- BRIEF
Each entry that follows must be output without any deviation.
[Begin SUPPLIED MATERIAL]
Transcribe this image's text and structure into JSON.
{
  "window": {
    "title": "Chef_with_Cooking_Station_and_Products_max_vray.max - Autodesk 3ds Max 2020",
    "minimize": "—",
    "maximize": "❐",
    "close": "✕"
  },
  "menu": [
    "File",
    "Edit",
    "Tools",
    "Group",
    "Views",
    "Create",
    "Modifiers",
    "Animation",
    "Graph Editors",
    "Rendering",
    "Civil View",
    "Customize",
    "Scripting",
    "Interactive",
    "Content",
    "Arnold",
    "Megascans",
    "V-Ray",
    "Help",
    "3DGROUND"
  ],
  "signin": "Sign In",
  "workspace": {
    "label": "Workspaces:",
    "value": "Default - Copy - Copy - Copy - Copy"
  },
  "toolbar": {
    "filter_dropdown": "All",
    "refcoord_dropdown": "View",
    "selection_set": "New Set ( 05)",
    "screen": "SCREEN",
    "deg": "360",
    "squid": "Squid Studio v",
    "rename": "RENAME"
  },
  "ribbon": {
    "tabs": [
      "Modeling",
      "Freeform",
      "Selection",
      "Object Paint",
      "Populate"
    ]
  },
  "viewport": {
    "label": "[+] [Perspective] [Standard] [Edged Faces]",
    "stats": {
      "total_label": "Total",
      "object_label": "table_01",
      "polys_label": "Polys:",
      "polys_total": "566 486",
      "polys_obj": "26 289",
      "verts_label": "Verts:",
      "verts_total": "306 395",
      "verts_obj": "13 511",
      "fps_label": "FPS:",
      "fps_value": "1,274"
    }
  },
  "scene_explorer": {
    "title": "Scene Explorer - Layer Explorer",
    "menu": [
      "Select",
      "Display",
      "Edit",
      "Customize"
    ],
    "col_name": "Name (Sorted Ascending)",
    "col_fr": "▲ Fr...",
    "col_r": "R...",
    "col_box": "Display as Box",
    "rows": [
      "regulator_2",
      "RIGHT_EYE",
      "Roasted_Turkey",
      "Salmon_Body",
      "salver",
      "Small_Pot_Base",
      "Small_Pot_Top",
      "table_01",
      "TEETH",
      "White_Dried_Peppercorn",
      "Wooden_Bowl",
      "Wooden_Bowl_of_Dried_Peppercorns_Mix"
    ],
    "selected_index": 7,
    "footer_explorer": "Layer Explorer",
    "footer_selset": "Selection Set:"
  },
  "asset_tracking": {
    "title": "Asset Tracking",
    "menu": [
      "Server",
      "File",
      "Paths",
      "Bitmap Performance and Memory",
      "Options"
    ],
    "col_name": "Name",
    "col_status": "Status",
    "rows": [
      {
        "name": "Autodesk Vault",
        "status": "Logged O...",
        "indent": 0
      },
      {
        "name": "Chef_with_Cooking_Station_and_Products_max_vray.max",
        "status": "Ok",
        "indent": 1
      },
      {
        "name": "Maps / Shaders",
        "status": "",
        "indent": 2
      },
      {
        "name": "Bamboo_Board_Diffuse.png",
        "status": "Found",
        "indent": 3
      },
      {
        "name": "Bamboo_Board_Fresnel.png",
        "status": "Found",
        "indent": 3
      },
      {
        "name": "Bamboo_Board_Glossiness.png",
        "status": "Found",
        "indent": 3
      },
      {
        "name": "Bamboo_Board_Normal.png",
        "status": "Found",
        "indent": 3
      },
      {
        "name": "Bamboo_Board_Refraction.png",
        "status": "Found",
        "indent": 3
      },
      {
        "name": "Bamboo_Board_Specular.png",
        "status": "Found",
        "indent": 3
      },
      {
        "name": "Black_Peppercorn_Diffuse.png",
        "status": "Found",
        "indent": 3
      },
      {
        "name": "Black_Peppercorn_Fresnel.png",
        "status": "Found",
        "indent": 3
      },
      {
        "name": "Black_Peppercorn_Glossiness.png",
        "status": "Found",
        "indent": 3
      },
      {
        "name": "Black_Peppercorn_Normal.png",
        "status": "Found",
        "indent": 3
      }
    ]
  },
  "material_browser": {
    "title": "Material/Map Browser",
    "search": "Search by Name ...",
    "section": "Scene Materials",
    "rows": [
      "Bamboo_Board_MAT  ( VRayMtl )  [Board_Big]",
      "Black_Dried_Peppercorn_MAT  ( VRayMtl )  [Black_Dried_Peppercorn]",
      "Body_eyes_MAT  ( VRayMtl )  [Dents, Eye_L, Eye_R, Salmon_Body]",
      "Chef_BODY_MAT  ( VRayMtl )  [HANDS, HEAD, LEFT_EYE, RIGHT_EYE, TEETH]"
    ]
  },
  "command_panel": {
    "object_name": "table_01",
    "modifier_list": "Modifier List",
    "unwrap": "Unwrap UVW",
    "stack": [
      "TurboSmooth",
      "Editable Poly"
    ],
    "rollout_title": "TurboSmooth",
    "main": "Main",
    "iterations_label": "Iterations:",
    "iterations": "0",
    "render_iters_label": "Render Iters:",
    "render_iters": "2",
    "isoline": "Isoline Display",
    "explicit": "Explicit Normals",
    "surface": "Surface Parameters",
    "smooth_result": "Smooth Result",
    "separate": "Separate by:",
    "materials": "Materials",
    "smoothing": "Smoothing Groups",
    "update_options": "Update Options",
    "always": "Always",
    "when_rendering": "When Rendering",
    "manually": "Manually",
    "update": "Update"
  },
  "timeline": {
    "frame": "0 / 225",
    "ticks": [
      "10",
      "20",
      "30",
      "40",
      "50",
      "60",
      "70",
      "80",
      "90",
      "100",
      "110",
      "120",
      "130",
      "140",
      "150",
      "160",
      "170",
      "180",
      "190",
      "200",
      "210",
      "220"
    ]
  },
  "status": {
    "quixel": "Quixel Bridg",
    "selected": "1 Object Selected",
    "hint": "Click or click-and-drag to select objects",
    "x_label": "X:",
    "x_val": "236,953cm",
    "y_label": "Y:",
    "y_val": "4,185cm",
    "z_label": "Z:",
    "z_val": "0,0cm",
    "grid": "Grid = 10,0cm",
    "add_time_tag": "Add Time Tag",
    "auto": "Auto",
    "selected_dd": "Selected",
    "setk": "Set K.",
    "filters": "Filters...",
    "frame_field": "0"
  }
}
[End SUPPLIED MATERIAL]
- RESPONSE FOR THIS EXERCISE
Transcribe this image's text and structure into JSON.
{
  "window": {
    "title": "Chef_with_Cooking_Station_and_Products_max_vray.max - Autodesk 3ds Max 2020",
    "minimize": "—",
    "maximize": "❐",
    "close": "✕"
  },
  "menu": [
    "File",
    "Edit",
    "Tools",
    "Group",
    "Views",
    "Create",
    "Modifiers",
    "Animation",
    "Graph Editors",
    "Rendering",
    "Civil View",
    "Customize",
    "Scripting",
    "Interactive",
    "Content",
    "Arnold",
    "Megascans",
    "V-Ray",
    "Help",
    "3DGROUND"
  ],
  "signin": "Sign In",
  "workspace": {
    "label": "Workspaces:",
    "value": "Default - Copy - Copy - Copy - Copy"
  },
  "toolbar": {
    "filter_dropdown": "All",
    "refcoord_dropdown": "View",
    "selection_set": "New Set ( 05)",
    "screen": "SCREEN",
    "deg": "360",
    "squid": "Squid Studio v",
    "rename": "RENAME"
  },
  "ribbon": {
    "tabs": [
      "Modeling",
      "Freeform",
      "Selection",
      "Object Paint",
      "Populate"
    ]
  },
  "viewport": {
    "label": "[+] [Perspective] [Standard] [Edged Faces]",
    "stats": {
      "total_label": "Total",
      "object_label": "table_01",
      "polys_label": "Polys:",
      "polys_total": "566 486",
      "polys_obj": "26 289",
      "verts_label": "Verts:",
      "verts_total": "306 395",
      "verts_obj": "13 511",
      "fps_label": "FPS:",
      "fps_value": "1,274"
    }
  },
  "scene_explorer": {
    "title": "Scene Explorer - Layer Explorer",
    "menu": [
      "Select",
      "Display",
      "Edit",
      "Customize"
    ],
    "col_name": "Name (Sorted Ascending)",
    "col_fr": "▲ Fr...",
    "col_r": "R...",
    "col_box": "Display as Box",
    "rows": [
      "regulator_2",
      "RIGHT_EYE",
      "Roasted_Turkey",
      "Salmon_Body",
      "salver",
      "Small_Pot_Base",
      "Small_Pot_Top",
      "table_01",
      "TEETH",
      "White_Dried_Peppercorn",
      "Wooden_Bowl",
      "Wooden_Bowl_of_Dried_Peppercorns_Mix"
    ],
    "selected_index": 7,
    "footer_explorer": "Layer Explorer",
    "footer_selset": "Selection Set:"
  },
  "asset_tracking": {
    "title": "Asset Tracking",
    "menu": [
      "Server",
      "File",
      "Paths",
      "Bitmap Performance and Memory",
      "Options"
    ],
    "col_name": "Name",
    "col_status": "Status",
    "rows": [
      {
        "name": "Autodesk Vault",
        "status": "Logged O...",
        "indent": 0
      },
      {
        "name": "Chef_with_Cooking_Station_and_Products_max_vray.max",
        "status": "Ok",
        "indent": 1
      },
      {
        "name": "Maps / Shaders",
        "status": "",
        "indent": 2
      },
      {
        "name": "Bamboo_Board_Diffuse.png",
        "status": "Found",
        "indent": 3
      },
      {
        "name": "Bamboo_Board_Fresnel.png",
        "status": "Found",
        "indent": 3
      },
      {
        "name": "Bamboo_Board_Glossiness.png",
        "status": "Found",
        "indent": 3
      },
      {
        "name": "Bamboo_Board_Normal.png",
        "status": "Found",
        "indent": 3
      },
      {
        "name": "Bamboo_Board_Refraction.png",
        "status": "Found",
        "indent": 3
      },
      {
        "name": "Bamboo_Board_Specular.png",
        "status": "Found",
        "indent": 3
      },
      {
        "name": "Black_Peppercorn_Diffuse.png",
        "status": "Found",
        "indent": 3
      },
      {
        "name": "Black_Peppercorn_Fresnel.png",
        "status": "Found",
        "indent": 3
      },
      {
        "name": "Black_Peppercorn_Glossiness.png",
        "status": "Found",
        "indent": 3
      },
      {
        "name": "Black_Peppercorn_Normal.png",
        "status": "Found",
        "indent": 3
      }
    ]
  },
  "material_browser": {
    "title": "Material/Map Browser",
    "search": "Search by Name ...",
    "section": "Scene Materials",
    "rows": [
      "Bamboo_Board_MAT  ( VRayMtl )  [Board_Big]",
      "Black_Dried_Peppercorn_MAT  ( VRayMtl )  [Black_Dried_Peppercorn]",
      "Body_eyes_MAT  ( VRayMtl )  [Dents, Eye_L, Eye_R, Salmon_Body]",
      "Chef_BODY_MAT  ( VRayMtl )  [HANDS, HEAD, LEFT_EYE, RIGHT_EYE, TEETH]"
    ]
  },
  "command_panel": {
    "object_name": "table_01",
    "modifier_list": "Modifier List",
    "unwrap": "Unwrap UVW",
    "stack": [
      "TurboSmooth",
      "Editable Poly"
    ],
    "rollout_title": "TurboSmooth",
    "main": "Main",
    "iterations_label": "Iterations:",
    "iterations": "0",
    "render_iters_label": "Render Iters:",
    "render_iters": "2",
    "isoline": "Isoline Display",
    "explicit": "Explicit Normals",
    "surface": "Surface Parameters",
    "smooth_result": "Smooth Result",
    "separate": "Separate by:",
    "materials": "Materials",
    "smoothing": "Smoothing Groups",
    "update_options": "Update Options",
    "always": "Always",
    "when_rendering": "When Rendering",
    "manually": "Manually",
    "update": "Update"
  },
  "timeline": {
    "frame": "0 / 225",
    "ticks": [
      "10",
      "20",
      "30",
      "40",
      "50",
      "60",
      "70",
      "80",
      "90",
      "100",
      "110",
      "120",
      "130",
      "140",
      "150",
      "160",
      "170",
      "180",
      "190",
      "200",
      "210",
      "220"
    ]
  },
  "status": {
    "quixel": "Quixel Bridg",
    "selected": "1 Object Selected",
    "hint": "Click or click-and-drag to select objects",
    "x_label": "X:",
    "x_val": "236,953cm",
    "y_label": "Y:",
    "y_val": "4,185cm",
    "z_label": "Z:",
    "z_val": "0,0cm",
    "grid": "Grid = 10,0cm",
    "add_time_tag": "Add Time Tag",
    "auto": "Auto",
    "selected_dd": "Selected",
    "setk": "Set K.",
    "filters": "Filters...",
    "frame_field": "0"
  }
}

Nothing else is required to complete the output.